# REQUIRED TASK
Only a number is wanted: how many lines of the entries include the string "Inflación"?

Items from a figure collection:
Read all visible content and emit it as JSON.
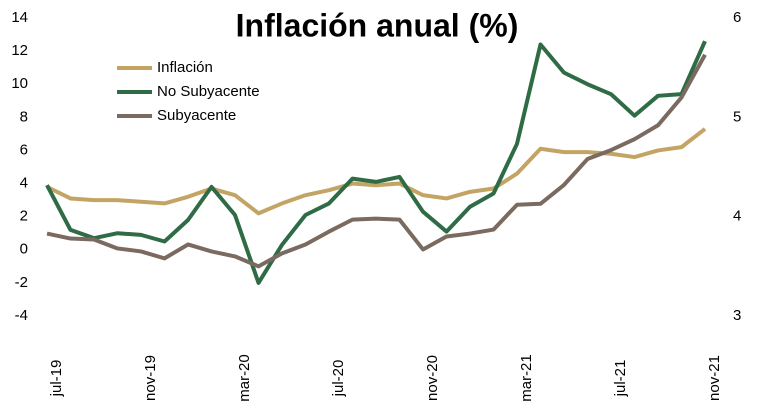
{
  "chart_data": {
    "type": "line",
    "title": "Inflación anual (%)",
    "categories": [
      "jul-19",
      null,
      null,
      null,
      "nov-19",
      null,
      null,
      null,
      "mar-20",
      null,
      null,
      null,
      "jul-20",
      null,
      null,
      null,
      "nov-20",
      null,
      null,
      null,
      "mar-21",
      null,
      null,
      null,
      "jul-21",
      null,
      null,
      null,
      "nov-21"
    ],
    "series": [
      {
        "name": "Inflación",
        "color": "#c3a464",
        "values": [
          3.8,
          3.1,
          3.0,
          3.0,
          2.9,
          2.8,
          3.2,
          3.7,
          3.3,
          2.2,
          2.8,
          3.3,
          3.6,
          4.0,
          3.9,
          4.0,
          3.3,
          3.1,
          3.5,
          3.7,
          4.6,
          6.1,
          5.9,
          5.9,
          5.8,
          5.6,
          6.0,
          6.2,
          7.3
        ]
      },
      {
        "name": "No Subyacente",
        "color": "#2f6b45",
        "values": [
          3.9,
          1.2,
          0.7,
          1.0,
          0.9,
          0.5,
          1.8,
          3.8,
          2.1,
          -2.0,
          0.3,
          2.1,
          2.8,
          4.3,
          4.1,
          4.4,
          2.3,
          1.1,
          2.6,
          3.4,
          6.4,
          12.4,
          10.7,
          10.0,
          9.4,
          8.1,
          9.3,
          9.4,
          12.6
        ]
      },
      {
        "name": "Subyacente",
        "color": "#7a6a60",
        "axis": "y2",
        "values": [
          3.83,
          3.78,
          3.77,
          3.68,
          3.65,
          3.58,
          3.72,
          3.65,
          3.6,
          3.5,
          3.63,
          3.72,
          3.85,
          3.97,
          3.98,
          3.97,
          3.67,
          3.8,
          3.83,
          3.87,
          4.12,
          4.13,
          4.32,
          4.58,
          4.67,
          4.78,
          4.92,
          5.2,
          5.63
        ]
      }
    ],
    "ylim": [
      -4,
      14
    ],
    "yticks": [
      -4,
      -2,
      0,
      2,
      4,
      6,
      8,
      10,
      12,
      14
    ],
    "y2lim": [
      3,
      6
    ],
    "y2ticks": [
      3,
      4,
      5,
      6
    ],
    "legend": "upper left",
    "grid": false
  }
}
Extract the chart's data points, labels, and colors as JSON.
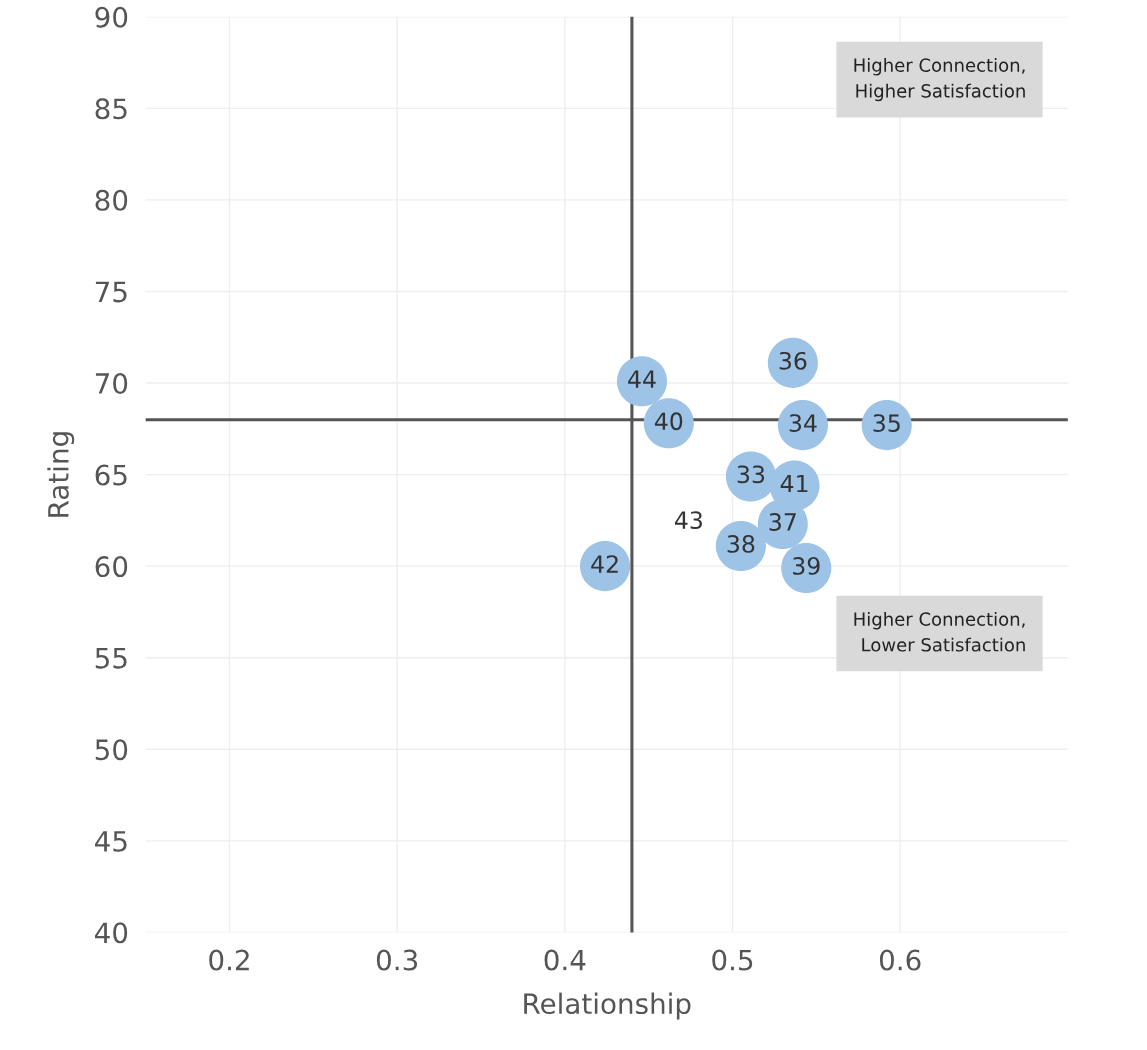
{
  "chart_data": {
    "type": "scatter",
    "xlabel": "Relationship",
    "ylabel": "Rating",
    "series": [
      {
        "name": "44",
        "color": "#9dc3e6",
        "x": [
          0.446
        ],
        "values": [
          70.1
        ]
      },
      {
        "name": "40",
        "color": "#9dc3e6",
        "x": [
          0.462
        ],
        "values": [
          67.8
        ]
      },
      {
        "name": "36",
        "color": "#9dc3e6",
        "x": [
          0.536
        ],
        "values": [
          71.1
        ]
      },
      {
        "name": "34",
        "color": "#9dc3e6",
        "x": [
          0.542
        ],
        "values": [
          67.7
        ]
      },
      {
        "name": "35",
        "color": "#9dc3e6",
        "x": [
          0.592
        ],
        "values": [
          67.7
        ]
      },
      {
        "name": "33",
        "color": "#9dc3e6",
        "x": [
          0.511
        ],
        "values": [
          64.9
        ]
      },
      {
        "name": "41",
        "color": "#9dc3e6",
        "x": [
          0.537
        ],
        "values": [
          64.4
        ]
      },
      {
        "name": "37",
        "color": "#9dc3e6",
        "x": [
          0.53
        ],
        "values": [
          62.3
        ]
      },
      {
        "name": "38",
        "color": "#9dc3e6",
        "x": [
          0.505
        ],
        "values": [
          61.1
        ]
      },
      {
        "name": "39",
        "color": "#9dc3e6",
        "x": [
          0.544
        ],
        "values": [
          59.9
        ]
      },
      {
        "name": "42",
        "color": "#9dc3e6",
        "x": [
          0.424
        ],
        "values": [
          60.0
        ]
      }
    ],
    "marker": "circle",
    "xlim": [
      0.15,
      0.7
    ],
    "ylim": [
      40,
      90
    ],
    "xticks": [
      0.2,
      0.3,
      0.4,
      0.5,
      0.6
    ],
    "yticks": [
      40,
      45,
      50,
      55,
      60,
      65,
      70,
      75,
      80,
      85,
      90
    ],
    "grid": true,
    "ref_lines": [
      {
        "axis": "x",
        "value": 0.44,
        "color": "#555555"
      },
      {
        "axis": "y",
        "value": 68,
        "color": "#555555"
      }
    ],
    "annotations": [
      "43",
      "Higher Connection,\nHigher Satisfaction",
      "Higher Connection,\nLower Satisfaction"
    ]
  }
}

# FULL OUTPUT
2